Task:
Repeat all of the records verbatim.
━━ Data records
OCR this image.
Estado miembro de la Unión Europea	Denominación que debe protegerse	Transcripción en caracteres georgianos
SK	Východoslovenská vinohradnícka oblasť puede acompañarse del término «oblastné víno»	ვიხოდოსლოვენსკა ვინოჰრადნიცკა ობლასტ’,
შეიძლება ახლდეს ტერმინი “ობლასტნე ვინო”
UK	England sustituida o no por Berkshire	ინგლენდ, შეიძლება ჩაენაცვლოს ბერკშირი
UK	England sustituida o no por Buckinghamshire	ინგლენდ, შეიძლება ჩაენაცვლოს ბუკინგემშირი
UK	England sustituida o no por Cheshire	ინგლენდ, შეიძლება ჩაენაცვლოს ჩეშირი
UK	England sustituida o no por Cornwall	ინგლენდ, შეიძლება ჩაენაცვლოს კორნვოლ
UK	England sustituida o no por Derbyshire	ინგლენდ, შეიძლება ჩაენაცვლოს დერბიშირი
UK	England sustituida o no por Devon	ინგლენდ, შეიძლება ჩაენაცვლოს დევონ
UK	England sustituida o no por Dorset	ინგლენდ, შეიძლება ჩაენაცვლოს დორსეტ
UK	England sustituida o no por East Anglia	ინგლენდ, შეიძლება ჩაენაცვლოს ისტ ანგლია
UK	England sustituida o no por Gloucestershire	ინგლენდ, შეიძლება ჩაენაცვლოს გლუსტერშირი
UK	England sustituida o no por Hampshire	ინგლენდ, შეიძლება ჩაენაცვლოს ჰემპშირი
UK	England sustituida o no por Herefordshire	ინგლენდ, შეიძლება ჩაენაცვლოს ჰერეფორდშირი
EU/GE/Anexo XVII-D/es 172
━━━━
Right answer:
OCR this image.
Estado miembro de la Unión Europea	Denominación que debe protegerse	Transcripción en caracteres georgianos
SK	Východoslovenská vinohradnícka oblasť puede acompañarse del término «oblastné víno»	ვიხოდოსლოვენსკა ვინოჰრადნიცკა ობლასტ’,
შეიძლება ახლდეს ტერმინი “ობლასტნე ვინო”
UK	England sustituida o no por Berkshire	ინგლენდ, შეიძლება ჩაენაცვლოს ბერკშირი
UK	England sustituida o no por Buckinghamshire	ინგლენდ, შეიძლება ჩაენაცვლოს ბუკინგემშირი
UK	England sustituida o no por Cheshire	ინგლენდ, შეიძლება ჩაენაცვლოს ჩეშირი
UK	England sustituida o no por Cornwall	ინგლენდ, შეიძლება ჩაენაცვლოს კორნვოლ
UK	England sustituida o no por Derbyshire	ინგლენდ, შეიძლება ჩაენაცვლოს დერბიშირი
UK	England sustituida o no por Devon	ინგლენდ, შეიძლება ჩაენაცვლოს დევონ
UK	England sustituida o no por Dorset	ინგლენდ, შეიძლება ჩაენაცვლოს დორსეტ
UK	England sustituida o no por East Anglia	ინგლენდ, შეიძლება ჩაენაცვლოს ისტ ანგლია
UK	England sustituida o no por Gloucestershire	ინგლენდ, შეიძლება ჩაენაცვლოს გლუსტერშირი
UK	England sustituida o no por Hampshire	ინგლენდ, შეიძლება ჩაენაცვლოს ჰემპშირი
UK	England sustituida o no por Herefordshire	ინგლენდ, შეიძლება ჩაენაცვლოს ჰერეფორდშირი
EU/GE/Anexo XVII-D/es 172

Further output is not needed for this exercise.